[GIVEN EXERCISE] The exercise asks you to copy every line below in which "увеличение" appears.

[DATA ROWS]
- - -

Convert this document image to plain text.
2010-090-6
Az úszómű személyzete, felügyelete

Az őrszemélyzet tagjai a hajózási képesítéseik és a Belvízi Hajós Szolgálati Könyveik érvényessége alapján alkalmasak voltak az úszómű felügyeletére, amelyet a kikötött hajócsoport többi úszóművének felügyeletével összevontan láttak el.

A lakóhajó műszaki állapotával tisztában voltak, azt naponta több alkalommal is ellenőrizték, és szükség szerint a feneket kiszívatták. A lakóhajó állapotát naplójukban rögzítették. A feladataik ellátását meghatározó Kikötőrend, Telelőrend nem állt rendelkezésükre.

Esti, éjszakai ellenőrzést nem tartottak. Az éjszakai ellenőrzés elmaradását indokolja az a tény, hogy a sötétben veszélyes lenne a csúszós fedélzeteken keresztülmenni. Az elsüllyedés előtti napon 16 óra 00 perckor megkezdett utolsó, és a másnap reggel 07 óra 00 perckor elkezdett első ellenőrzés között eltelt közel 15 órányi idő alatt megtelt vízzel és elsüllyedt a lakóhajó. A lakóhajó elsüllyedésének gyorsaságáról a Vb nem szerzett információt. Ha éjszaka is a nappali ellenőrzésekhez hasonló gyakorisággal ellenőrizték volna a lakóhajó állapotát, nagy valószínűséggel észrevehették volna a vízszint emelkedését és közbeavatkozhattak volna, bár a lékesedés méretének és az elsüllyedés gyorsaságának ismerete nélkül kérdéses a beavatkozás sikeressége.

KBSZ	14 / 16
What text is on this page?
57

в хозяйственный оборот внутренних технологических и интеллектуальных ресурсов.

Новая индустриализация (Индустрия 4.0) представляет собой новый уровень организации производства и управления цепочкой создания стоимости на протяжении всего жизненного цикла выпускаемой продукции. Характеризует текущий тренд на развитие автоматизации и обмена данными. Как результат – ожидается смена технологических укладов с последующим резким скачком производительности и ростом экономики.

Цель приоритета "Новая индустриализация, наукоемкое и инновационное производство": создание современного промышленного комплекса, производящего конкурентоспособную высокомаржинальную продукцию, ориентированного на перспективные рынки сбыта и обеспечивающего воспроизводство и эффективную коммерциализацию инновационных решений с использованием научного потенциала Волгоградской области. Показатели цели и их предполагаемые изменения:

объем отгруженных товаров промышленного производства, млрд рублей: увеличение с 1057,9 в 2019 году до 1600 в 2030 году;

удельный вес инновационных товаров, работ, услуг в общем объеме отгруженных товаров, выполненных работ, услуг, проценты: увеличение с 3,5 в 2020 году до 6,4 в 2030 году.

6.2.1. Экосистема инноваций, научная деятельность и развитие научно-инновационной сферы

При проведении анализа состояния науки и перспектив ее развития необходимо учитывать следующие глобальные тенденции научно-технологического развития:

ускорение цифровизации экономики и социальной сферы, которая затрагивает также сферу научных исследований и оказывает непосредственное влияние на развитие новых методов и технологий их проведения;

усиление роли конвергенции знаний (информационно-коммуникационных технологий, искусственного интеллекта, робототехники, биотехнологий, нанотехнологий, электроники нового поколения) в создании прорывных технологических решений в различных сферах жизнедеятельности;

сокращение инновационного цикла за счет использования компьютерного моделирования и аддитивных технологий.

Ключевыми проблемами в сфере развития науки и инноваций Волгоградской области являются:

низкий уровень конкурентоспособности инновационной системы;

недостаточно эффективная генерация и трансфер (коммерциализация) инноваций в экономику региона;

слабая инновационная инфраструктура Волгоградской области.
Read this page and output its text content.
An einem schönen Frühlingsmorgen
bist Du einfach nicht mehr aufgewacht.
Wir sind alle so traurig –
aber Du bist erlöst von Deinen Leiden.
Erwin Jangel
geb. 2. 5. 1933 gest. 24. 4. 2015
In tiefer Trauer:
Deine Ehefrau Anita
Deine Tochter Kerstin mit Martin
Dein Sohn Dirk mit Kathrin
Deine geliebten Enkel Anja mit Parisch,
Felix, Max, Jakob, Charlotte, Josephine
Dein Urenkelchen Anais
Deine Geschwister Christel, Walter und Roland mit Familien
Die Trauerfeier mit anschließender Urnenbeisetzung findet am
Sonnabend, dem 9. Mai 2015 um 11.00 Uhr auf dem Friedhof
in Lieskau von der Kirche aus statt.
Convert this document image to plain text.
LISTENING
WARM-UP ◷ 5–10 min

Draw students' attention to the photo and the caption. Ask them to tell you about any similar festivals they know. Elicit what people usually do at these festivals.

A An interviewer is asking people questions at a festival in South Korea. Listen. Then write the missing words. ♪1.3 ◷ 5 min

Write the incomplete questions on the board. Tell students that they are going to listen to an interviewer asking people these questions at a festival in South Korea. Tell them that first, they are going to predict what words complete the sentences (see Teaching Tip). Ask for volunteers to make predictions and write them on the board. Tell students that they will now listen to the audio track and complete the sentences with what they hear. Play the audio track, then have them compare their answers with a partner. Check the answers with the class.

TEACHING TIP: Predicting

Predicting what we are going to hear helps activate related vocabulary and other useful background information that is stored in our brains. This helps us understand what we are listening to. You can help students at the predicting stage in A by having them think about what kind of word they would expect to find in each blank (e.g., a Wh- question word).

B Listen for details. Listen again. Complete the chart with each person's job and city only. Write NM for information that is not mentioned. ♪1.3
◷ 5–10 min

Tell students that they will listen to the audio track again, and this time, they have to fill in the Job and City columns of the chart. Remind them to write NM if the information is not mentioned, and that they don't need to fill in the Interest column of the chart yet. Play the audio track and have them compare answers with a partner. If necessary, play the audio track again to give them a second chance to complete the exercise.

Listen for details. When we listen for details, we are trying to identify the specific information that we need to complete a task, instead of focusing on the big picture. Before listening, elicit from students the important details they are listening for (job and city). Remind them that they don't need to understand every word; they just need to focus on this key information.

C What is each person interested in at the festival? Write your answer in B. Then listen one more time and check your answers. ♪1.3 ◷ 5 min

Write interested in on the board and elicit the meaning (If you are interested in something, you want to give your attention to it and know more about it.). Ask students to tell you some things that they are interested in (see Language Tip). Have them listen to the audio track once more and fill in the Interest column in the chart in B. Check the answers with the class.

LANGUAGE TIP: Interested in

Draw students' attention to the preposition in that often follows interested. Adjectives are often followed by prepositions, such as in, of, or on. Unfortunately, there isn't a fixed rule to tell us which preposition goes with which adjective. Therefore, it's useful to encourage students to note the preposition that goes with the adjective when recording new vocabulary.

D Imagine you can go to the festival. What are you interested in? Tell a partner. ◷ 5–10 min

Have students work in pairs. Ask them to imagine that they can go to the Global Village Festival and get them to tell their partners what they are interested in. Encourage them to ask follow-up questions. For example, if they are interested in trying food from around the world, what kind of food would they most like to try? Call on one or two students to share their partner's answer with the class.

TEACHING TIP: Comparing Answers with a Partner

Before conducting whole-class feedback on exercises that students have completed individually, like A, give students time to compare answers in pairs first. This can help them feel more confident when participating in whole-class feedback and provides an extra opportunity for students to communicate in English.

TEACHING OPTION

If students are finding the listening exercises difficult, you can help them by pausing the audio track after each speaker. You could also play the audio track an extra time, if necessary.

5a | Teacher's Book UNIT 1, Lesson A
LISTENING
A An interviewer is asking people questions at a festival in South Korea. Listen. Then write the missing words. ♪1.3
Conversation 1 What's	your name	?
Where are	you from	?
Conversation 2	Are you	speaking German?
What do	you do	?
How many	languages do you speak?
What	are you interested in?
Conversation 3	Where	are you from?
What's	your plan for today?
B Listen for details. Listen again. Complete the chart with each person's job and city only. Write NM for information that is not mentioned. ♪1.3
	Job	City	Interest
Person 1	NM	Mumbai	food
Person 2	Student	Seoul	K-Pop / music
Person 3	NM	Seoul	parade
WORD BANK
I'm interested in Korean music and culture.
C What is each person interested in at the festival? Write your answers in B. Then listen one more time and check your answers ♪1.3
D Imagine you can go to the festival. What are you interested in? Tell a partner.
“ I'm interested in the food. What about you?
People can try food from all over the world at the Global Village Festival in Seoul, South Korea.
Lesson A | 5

- - -

[THE RESPONSE]
объем отгруженных товаров промышленного производства, млрд рублей: увеличение с 1057,9 в 2019 году до 1600 в 2030 году;
удельный вес инновационных товаров, работ, услуг в общем объеме отгруженных товаров, выполненных работ, услуг, проценты: увеличение с 3,5 в 2020 году до 6,4 в 2030 году.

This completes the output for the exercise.